> [Task goal]
From the records, pick out and copy each line containing "Республики".

──────── Dataset records ────────

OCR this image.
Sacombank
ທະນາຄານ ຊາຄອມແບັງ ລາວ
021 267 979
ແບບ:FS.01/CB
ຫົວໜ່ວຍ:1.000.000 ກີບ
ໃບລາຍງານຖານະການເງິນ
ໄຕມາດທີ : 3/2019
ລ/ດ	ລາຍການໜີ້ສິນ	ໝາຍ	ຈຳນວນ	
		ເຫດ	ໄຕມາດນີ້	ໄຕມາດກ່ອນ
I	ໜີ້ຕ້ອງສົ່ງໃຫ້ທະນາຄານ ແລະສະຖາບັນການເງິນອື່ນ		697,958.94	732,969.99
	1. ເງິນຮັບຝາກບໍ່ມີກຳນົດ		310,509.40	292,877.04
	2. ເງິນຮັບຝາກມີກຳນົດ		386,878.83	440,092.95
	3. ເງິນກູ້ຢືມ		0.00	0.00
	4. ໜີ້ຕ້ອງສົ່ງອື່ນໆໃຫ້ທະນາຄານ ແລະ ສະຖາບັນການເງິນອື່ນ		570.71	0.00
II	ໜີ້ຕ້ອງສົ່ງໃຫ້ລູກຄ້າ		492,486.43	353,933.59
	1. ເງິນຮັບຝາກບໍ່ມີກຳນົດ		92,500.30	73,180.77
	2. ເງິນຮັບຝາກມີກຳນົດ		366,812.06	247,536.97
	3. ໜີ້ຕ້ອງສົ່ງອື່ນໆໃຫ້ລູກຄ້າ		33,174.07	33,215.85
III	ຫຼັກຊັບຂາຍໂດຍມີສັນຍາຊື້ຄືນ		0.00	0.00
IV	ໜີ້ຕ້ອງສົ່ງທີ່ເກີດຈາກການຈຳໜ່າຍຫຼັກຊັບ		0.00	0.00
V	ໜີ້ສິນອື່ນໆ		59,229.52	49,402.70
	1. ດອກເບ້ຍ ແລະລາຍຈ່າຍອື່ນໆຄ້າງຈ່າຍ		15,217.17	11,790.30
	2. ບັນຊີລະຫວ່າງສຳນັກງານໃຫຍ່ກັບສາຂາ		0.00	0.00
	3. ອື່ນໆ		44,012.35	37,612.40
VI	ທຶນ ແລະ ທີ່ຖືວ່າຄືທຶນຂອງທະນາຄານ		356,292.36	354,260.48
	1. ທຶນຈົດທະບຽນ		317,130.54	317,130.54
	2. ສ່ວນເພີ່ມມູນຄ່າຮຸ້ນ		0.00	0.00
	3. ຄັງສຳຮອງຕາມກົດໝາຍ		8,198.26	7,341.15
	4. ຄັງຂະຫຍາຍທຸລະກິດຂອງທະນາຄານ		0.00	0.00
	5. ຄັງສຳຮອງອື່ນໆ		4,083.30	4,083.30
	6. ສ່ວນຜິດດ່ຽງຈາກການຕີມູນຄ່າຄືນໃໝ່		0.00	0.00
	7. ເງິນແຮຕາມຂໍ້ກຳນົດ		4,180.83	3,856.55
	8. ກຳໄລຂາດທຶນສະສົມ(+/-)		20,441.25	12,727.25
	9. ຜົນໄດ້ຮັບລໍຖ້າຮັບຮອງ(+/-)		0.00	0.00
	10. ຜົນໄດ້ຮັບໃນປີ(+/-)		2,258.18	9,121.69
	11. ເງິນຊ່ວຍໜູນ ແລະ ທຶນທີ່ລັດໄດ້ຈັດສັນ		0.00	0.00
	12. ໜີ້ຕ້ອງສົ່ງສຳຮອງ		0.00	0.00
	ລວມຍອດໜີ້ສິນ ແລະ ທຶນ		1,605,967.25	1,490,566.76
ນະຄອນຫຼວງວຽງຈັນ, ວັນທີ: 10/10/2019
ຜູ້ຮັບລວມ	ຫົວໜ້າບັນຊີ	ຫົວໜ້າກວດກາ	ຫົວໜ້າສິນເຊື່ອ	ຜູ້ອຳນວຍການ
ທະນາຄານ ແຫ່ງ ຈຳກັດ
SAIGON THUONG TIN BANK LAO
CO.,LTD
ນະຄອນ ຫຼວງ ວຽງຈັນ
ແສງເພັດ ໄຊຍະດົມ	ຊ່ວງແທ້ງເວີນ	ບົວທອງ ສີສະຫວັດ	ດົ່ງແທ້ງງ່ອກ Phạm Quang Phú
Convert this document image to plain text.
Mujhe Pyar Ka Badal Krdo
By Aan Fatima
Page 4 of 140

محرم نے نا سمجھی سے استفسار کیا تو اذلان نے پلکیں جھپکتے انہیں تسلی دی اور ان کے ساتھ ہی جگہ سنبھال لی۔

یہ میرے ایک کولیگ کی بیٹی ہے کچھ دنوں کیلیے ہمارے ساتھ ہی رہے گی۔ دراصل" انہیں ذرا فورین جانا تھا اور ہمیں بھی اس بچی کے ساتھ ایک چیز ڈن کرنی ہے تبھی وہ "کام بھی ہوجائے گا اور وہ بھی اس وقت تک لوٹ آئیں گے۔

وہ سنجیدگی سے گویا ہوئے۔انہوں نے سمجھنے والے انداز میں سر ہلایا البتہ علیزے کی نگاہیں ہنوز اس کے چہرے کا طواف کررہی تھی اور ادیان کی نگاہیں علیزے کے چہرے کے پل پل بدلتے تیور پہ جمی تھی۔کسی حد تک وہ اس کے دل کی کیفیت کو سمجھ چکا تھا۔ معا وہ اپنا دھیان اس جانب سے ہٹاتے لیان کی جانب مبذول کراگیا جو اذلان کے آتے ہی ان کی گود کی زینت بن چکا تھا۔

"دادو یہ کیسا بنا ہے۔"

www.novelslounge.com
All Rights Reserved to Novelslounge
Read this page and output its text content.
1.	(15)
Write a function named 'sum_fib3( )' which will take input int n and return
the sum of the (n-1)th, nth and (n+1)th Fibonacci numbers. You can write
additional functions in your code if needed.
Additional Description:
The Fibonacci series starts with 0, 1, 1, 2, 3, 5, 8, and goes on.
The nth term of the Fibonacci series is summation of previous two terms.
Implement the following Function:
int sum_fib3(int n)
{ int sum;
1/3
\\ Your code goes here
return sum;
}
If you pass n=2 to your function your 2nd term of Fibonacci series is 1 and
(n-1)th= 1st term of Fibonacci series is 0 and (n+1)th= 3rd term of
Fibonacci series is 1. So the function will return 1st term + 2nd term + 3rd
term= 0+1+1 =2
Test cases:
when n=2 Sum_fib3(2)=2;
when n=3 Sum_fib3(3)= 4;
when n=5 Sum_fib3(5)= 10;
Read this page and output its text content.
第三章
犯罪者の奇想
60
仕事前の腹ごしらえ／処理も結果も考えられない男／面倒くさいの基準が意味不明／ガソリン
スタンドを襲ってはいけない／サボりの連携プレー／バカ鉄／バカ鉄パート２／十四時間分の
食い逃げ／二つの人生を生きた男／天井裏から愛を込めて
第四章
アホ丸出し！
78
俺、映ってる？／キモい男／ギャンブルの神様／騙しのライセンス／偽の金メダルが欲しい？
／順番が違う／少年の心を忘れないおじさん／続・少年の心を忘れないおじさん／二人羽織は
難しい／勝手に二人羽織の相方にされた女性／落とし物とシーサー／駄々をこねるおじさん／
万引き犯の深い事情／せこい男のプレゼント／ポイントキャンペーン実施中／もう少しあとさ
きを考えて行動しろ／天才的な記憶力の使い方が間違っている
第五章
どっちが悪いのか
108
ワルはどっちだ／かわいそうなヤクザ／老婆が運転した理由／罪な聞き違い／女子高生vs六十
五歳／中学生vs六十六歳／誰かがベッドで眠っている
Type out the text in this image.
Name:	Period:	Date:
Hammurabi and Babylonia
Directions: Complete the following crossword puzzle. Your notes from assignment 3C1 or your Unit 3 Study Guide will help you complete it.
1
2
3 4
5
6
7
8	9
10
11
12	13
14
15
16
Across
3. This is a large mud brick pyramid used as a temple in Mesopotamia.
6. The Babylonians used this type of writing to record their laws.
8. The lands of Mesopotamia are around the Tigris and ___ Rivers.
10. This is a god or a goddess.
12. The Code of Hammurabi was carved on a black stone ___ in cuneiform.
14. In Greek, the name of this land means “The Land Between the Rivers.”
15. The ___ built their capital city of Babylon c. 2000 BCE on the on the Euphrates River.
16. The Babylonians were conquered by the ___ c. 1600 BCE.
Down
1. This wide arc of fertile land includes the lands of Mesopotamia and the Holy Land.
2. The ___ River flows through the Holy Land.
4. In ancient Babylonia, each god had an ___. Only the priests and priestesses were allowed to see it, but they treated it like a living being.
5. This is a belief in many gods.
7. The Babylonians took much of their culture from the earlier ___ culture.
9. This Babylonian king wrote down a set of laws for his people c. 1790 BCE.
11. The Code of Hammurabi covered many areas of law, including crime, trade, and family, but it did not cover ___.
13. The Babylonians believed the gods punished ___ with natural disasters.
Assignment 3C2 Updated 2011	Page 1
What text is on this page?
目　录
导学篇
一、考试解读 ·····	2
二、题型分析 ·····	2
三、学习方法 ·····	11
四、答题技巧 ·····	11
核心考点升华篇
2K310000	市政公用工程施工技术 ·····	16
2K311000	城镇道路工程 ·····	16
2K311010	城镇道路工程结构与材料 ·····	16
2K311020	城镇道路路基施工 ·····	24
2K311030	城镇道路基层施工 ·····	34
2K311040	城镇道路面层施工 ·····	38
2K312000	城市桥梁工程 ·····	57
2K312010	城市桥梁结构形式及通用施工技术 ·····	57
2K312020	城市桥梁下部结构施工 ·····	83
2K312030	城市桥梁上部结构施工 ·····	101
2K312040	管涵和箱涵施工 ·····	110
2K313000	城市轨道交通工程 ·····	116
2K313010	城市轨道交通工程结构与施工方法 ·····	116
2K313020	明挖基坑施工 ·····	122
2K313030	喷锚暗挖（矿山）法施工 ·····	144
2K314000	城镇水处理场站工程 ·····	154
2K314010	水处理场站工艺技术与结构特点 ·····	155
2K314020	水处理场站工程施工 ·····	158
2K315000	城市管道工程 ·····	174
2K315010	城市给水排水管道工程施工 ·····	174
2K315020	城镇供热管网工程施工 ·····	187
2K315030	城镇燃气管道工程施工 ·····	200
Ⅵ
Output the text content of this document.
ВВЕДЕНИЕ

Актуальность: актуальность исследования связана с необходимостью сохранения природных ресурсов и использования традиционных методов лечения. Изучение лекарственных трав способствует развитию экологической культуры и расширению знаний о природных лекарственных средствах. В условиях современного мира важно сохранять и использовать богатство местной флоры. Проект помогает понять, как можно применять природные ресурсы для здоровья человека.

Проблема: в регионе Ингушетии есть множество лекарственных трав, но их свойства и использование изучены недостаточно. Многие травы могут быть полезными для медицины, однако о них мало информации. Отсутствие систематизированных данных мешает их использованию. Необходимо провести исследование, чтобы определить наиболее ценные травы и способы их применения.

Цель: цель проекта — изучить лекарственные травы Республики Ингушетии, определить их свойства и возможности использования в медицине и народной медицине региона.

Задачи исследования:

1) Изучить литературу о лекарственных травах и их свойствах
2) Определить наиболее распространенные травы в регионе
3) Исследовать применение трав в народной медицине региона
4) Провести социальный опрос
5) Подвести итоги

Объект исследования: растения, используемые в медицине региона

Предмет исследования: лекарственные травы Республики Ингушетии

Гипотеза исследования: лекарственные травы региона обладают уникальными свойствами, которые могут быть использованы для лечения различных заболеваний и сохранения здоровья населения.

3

────────

> [Response]
Цель: цель проекта — изучить лекарственные травы Республики Ингушетии, определить их свойства и возможности использования в медицине и народной медицине региона.
Предмет исследования: лекарственные травы Республики Ингушетии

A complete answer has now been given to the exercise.